[Data entries]

....

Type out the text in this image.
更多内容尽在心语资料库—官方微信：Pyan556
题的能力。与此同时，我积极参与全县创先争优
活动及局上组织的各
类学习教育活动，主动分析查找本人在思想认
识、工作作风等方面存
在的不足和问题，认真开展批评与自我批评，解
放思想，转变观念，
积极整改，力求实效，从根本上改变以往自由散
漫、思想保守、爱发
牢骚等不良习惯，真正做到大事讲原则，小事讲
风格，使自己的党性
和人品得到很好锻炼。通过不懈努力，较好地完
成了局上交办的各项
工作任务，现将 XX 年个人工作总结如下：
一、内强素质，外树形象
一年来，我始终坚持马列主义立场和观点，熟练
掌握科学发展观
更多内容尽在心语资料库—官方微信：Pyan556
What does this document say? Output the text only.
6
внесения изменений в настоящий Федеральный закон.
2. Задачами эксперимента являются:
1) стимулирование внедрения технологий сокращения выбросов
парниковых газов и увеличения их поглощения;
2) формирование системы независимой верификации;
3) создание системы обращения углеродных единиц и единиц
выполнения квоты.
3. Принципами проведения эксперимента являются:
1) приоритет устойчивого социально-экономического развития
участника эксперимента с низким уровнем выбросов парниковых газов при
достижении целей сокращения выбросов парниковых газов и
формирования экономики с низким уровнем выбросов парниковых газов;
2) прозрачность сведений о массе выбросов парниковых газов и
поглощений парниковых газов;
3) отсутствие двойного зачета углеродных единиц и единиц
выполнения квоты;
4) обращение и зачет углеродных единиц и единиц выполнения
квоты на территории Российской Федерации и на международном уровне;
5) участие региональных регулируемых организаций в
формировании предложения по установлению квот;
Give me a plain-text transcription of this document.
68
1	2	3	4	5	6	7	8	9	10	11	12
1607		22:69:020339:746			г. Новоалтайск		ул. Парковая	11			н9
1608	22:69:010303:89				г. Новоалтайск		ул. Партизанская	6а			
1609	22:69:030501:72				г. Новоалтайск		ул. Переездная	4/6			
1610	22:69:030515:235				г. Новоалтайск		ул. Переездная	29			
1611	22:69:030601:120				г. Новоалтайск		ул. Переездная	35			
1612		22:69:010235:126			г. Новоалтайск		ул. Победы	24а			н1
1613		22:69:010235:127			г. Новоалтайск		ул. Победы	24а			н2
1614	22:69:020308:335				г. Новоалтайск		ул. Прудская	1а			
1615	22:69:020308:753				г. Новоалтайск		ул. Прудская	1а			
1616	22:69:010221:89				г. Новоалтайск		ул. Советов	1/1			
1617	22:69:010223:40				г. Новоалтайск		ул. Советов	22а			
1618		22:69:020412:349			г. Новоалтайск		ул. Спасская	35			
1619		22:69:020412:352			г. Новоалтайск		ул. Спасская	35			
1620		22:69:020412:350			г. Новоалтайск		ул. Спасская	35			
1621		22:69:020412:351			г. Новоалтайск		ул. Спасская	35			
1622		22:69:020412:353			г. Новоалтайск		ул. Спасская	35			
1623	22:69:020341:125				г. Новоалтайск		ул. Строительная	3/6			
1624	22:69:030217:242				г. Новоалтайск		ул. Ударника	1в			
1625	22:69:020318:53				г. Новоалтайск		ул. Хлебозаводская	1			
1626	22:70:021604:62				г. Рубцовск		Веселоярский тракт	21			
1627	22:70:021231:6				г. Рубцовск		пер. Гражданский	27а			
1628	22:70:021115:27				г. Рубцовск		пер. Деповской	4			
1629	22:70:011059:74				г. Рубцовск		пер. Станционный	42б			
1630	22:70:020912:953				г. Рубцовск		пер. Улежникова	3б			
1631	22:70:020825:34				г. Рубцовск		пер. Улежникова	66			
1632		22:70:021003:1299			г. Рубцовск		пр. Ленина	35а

....

**Exercise prompt:**
Filter out all lines lacking the word "парниковых" and copy the rest.

**Response to the task:**
парниковых газов и увеличения их поглощения;
участника эксперимента с низким уровнем выбросов парниковых газов при
достижении целей сокращения выбросов парниковых газов и
формирования экономики с низким уровнем выбросов парниковых газов;
2) прозрачность сведений о массе выбросов парниковых газов и
поглощений парниковых газов;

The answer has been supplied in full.